Brief: The data below should be printed in full, exactly, and without any of its images.

Record set:
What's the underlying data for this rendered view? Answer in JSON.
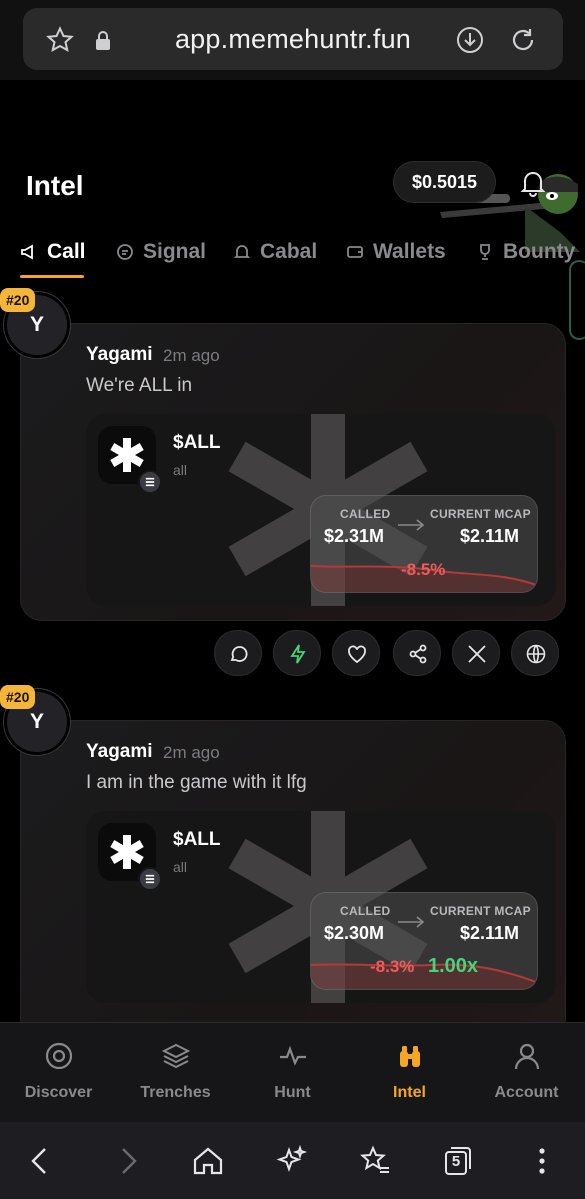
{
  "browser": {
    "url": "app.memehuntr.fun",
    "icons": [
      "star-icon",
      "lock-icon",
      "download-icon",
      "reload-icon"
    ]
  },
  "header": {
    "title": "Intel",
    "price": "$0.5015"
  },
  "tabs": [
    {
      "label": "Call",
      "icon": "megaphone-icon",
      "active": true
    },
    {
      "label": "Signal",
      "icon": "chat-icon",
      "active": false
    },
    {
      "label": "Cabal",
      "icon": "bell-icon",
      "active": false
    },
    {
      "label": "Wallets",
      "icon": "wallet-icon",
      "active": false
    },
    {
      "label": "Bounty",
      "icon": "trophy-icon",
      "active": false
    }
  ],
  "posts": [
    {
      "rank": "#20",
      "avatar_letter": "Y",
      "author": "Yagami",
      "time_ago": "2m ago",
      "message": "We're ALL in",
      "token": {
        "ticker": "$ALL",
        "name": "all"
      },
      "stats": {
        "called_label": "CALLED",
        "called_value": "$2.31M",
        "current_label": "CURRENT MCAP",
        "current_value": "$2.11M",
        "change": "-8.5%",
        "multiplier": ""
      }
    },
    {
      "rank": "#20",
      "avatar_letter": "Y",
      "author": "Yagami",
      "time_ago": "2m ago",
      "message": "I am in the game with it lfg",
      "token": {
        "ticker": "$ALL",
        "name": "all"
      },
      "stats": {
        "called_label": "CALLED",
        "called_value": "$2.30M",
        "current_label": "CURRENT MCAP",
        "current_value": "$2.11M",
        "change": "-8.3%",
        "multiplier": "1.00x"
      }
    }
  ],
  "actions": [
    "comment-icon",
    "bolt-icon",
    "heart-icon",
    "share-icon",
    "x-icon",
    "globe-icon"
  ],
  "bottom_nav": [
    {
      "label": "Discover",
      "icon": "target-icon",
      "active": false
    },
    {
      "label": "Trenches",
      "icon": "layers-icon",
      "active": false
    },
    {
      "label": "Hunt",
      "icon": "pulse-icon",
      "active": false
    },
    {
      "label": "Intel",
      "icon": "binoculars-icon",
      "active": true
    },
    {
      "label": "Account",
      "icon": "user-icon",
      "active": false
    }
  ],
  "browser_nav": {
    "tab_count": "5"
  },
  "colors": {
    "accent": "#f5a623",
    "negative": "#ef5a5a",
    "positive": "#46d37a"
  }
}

Output below:
What's the underlying data for this rendered view? Answer in JSON.
{
  "browser": {
    "url": "app.memehuntr.fun",
    "icons": [
      "star-icon",
      "lock-icon",
      "download-icon",
      "reload-icon"
    ]
  },
  "header": {
    "title": "Intel",
    "price": "$0.5015"
  },
  "tabs": [
    {
      "label": "Call",
      "icon": "megaphone-icon",
      "active": true
    },
    {
      "label": "Signal",
      "icon": "chat-icon",
      "active": false
    },
    {
      "label": "Cabal",
      "icon": "bell-icon",
      "active": false
    },
    {
      "label": "Wallets",
      "icon": "wallet-icon",
      "active": false
    },
    {
      "label": "Bounty",
      "icon": "trophy-icon",
      "active": false
    }
  ],
  "posts": [
    {
      "rank": "#20",
      "avatar_letter": "Y",
      "author": "Yagami",
      "time_ago": "2m ago",
      "message": "We're ALL in",
      "token": {
        "ticker": "$ALL",
        "name": "all"
      },
      "stats": {
        "called_label": "CALLED",
        "called_value": "$2.31M",
        "current_label": "CURRENT MCAP",
        "current_value": "$2.11M",
        "change": "-8.5%",
        "multiplier": ""
      }
    },
    {
      "rank": "#20",
      "avatar_letter": "Y",
      "author": "Yagami",
      "time_ago": "2m ago",
      "message": "I am in the game with it lfg",
      "token": {
        "ticker": "$ALL",
        "name": "all"
      },
      "stats": {
        "called_label": "CALLED",
        "called_value": "$2.30M",
        "current_label": "CURRENT MCAP",
        "current_value": "$2.11M",
        "change": "-8.3%",
        "multiplier": "1.00x"
      }
    }
  ],
  "actions": [
    "comment-icon",
    "bolt-icon",
    "heart-icon",
    "share-icon",
    "x-icon",
    "globe-icon"
  ],
  "bottom_nav": [
    {
      "label": "Discover",
      "icon": "target-icon",
      "active": false
    },
    {
      "label": "Trenches",
      "icon": "layers-icon",
      "active": false
    },
    {
      "label": "Hunt",
      "icon": "pulse-icon",
      "active": false
    },
    {
      "label": "Intel",
      "icon": "binoculars-icon",
      "active": true
    },
    {
      "label": "Account",
      "icon": "user-icon",
      "active": false
    }
  ],
  "browser_nav": {
    "tab_count": "5"
  },
  "colors": {
    "accent": "#f5a623",
    "negative": "#ef5a5a",
    "positive": "#46d37a"
  }
}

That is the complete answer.